Data excerpts:
** Begin **
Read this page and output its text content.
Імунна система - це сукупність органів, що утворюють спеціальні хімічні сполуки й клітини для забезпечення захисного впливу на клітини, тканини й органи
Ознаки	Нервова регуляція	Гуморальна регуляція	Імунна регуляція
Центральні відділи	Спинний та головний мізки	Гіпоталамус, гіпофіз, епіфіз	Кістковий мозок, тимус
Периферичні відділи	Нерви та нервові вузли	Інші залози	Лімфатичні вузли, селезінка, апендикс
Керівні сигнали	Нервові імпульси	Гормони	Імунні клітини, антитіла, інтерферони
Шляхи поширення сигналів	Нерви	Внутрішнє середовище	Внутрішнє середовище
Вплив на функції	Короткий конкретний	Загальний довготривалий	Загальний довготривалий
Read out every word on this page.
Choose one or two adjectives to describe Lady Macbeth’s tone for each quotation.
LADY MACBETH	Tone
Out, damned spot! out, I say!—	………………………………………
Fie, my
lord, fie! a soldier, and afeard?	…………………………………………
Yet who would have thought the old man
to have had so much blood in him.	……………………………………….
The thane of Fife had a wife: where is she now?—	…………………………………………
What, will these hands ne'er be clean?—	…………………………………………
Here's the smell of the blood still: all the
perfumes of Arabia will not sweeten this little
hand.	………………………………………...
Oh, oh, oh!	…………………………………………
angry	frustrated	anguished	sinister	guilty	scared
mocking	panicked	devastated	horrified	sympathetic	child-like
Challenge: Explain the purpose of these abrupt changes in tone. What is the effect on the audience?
** End **
# SHORT EXERCISE
Return the lines from the line containing "Read out every word on this page." to the end of the entries above, exactly as they appear and with no other output.

# OUTPUT BELOW
Read out every word on this page.
Choose one or two adjectives to describe Lady Macbeth’s tone for each quotation.
LADY MACBETH	Tone
Out, damned spot! out, I say!—	………………………………………
Fie, my
lord, fie! a soldier, and afeard?	…………………………………………
Yet who would have thought the old man
to have had so much blood in him.	……………………………………….
The thane of Fife had a wife: where is she now?—	…………………………………………
What, will these hands ne'er be clean?—	…………………………………………
Here's the smell of the blood still: all the
perfumes of Arabia will not sweeten this little
hand.	………………………………………...
Oh, oh, oh!	…………………………………………
angry	frustrated	anguished	sinister	guilty	scared
mocking	panicked	devastated	horrified	sympathetic	child-like
Challenge: Explain the purpose of these abrupt changes in tone. What is the effect on the audience?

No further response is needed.